Items:
================================

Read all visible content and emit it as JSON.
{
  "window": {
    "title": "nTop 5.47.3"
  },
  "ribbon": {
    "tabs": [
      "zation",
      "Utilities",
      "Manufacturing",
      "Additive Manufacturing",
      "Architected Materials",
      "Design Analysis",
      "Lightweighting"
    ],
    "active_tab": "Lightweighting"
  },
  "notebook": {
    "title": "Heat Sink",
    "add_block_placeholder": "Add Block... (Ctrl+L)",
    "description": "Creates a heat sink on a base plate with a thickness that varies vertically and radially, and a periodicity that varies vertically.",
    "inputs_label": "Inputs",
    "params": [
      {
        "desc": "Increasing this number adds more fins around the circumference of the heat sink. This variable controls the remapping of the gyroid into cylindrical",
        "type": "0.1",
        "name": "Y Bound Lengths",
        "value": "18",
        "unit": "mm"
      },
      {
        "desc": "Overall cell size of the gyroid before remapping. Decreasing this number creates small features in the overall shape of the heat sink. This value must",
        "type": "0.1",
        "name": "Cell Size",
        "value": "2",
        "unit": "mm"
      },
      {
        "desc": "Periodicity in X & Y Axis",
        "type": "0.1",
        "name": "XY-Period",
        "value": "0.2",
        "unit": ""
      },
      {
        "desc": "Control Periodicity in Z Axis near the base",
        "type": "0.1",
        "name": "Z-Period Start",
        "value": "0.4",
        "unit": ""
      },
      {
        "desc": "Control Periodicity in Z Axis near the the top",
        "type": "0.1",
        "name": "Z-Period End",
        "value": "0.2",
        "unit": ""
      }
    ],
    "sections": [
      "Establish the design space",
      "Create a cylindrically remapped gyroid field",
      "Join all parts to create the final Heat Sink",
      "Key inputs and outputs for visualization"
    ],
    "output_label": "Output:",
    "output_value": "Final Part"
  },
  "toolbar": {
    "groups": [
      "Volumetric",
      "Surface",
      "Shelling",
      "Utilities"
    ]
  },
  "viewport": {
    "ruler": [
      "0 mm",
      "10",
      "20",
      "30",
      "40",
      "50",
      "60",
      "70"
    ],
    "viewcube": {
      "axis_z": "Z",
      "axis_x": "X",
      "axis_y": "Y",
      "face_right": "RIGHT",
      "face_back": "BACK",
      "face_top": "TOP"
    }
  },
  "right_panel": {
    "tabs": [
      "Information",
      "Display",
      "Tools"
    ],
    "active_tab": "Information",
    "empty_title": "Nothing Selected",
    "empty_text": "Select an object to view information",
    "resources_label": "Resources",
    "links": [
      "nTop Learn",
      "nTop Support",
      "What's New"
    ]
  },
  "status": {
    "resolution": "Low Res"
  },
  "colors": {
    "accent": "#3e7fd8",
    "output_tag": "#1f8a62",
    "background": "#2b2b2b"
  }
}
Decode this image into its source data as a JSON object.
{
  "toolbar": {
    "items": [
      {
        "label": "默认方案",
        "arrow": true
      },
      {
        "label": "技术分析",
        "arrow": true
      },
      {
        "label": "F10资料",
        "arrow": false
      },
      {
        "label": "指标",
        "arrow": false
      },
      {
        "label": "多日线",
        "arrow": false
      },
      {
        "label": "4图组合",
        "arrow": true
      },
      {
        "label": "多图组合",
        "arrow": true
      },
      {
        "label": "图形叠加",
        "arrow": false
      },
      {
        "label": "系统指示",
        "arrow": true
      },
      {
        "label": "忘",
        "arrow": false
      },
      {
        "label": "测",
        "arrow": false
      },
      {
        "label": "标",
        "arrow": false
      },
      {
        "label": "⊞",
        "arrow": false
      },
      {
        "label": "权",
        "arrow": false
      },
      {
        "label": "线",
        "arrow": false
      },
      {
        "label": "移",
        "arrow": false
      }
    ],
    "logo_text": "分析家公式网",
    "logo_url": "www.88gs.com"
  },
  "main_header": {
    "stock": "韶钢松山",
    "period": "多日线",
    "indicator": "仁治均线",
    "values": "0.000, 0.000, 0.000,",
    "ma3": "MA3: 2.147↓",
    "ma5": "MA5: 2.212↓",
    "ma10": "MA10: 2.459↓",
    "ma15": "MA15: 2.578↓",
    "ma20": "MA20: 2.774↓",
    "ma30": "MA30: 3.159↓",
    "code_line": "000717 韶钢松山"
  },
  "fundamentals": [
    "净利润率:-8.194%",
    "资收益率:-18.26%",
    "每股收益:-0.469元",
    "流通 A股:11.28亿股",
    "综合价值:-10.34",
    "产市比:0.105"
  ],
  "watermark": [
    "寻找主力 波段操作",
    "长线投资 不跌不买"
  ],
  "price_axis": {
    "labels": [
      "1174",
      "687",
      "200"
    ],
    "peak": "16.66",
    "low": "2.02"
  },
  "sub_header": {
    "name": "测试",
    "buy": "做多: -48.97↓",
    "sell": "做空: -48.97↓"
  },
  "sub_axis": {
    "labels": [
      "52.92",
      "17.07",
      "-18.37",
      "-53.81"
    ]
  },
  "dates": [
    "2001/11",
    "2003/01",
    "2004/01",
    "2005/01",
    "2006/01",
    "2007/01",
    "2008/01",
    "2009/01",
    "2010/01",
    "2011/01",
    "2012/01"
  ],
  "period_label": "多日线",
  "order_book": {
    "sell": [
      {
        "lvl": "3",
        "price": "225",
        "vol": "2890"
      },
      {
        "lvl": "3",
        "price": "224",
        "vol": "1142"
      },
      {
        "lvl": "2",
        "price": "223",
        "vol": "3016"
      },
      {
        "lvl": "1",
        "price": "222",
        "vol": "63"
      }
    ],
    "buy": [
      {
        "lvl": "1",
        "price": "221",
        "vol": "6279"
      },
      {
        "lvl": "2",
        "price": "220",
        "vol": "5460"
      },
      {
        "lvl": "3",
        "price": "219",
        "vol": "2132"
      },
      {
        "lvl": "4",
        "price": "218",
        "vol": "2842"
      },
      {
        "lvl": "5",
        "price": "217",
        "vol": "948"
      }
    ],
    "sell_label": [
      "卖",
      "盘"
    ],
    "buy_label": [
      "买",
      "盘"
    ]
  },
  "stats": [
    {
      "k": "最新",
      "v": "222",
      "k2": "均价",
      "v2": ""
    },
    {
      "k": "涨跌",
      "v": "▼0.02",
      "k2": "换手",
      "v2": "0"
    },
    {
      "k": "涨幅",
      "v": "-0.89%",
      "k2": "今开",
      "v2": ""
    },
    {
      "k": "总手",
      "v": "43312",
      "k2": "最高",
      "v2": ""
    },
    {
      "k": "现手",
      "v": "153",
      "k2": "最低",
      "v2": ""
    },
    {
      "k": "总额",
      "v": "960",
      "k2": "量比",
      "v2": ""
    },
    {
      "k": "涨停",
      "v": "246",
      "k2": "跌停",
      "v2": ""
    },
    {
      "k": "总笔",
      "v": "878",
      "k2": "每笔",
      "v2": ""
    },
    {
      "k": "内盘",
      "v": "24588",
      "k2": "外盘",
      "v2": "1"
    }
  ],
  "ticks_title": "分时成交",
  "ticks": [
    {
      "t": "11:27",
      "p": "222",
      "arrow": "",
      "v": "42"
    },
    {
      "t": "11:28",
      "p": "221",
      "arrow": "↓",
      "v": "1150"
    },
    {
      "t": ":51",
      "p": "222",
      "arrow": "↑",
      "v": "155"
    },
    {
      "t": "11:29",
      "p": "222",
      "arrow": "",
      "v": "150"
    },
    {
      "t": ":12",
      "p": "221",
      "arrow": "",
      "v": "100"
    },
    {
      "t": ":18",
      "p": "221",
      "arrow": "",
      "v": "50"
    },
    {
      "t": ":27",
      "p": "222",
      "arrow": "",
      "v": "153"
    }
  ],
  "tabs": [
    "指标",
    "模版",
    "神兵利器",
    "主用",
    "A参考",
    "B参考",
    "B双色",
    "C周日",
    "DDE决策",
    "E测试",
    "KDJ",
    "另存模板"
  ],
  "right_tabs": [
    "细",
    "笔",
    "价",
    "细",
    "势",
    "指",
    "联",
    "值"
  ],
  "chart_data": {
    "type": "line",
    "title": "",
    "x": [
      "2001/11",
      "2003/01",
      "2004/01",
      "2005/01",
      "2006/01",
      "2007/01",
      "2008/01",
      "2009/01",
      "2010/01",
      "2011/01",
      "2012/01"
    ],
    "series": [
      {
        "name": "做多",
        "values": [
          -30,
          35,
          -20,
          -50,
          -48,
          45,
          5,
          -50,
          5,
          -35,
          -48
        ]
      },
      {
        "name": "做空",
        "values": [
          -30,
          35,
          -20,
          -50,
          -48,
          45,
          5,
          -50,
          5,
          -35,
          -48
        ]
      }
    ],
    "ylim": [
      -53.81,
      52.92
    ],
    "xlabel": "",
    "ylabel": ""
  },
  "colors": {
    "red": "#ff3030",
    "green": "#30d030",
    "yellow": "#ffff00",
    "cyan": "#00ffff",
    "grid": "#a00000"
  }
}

================================

Exercise directions: Write out each line of the data that holds the string "into".

Answer to the exercise:
        "desc": "Increasing this number adds more fins around the circumference of the heat sink. This variable controls the remapping of the gyroid into cylindrical",
Decode this image into its source data as a JSON object.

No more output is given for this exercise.